Set problem: How many lines of these records hold the string "Primitive"? Reply with the number alone.

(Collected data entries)

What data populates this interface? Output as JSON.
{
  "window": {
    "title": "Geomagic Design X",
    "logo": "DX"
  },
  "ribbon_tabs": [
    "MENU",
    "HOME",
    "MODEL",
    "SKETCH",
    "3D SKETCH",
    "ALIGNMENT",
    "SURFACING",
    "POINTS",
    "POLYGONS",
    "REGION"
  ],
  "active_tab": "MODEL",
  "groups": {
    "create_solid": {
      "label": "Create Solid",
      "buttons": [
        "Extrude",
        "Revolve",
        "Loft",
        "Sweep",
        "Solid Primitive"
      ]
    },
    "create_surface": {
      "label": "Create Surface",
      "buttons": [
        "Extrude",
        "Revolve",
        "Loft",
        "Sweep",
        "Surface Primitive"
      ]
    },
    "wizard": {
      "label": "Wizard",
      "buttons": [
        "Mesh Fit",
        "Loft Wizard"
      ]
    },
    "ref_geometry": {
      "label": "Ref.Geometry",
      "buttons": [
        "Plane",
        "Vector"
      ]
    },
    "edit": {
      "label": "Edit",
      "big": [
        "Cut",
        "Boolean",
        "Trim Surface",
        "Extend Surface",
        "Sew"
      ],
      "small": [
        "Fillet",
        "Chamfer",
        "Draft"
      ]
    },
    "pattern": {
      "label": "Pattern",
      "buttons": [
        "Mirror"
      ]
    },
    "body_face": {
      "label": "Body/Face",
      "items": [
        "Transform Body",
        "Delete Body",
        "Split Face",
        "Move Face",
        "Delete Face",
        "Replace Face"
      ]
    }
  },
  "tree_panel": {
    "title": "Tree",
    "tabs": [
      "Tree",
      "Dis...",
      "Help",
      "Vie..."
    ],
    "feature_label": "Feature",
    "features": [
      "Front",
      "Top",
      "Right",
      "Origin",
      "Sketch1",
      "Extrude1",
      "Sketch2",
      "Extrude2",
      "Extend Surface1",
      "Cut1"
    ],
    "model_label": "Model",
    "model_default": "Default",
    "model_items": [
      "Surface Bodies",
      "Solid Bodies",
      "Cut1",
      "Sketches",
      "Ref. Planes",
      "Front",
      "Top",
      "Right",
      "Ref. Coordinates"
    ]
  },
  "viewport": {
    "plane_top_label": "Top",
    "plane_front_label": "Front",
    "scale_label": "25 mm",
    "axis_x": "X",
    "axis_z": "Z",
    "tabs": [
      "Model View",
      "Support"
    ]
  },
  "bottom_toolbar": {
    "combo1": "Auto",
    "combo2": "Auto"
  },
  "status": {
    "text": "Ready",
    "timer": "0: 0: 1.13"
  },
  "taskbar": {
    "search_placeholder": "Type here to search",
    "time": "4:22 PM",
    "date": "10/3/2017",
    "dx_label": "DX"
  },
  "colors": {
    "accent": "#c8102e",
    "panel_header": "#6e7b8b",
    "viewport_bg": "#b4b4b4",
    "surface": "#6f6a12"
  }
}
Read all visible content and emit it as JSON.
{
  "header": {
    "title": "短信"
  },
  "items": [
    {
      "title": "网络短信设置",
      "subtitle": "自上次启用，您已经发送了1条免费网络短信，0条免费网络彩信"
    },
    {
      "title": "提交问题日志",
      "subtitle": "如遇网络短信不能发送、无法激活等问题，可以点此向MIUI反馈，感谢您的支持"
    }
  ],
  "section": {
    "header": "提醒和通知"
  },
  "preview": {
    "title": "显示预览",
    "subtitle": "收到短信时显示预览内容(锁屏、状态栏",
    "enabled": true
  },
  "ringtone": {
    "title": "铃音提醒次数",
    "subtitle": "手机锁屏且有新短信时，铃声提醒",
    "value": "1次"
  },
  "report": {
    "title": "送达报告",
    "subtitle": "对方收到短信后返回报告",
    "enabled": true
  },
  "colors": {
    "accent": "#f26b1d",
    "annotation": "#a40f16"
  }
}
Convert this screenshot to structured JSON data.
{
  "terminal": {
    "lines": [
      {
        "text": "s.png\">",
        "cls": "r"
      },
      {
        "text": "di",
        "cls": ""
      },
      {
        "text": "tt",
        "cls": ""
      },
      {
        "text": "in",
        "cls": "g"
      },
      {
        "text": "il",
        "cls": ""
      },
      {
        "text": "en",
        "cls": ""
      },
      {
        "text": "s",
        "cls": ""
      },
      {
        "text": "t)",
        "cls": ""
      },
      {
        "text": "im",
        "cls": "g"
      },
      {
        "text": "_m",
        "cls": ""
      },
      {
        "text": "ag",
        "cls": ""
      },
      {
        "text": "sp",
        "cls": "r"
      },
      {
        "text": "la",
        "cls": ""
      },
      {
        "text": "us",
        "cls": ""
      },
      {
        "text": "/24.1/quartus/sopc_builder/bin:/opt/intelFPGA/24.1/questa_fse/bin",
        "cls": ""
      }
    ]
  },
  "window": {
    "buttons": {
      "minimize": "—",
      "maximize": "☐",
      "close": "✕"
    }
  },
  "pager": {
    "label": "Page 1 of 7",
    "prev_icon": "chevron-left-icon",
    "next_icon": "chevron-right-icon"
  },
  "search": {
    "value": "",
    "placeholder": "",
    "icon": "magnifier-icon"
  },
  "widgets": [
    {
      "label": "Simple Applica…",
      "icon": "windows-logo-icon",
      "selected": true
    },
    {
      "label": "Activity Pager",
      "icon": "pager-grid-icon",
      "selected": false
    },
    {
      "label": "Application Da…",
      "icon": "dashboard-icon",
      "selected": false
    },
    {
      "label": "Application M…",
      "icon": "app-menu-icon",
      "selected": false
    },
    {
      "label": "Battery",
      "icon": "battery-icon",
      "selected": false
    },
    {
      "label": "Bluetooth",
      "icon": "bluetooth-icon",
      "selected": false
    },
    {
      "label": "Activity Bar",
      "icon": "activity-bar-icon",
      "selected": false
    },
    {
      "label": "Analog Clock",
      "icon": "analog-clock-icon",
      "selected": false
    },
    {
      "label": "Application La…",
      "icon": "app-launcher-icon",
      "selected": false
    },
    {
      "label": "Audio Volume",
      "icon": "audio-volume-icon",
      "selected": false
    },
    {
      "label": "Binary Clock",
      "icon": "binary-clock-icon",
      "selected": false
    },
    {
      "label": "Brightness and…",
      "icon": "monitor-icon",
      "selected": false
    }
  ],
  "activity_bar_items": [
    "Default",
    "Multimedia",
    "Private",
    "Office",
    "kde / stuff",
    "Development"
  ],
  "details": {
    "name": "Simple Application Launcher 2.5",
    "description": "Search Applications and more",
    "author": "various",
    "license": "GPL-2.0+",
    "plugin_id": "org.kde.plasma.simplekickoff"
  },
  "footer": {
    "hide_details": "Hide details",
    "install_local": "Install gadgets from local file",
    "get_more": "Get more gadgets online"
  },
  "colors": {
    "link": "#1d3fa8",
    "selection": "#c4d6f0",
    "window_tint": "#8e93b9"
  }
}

Solution for this exercise: 2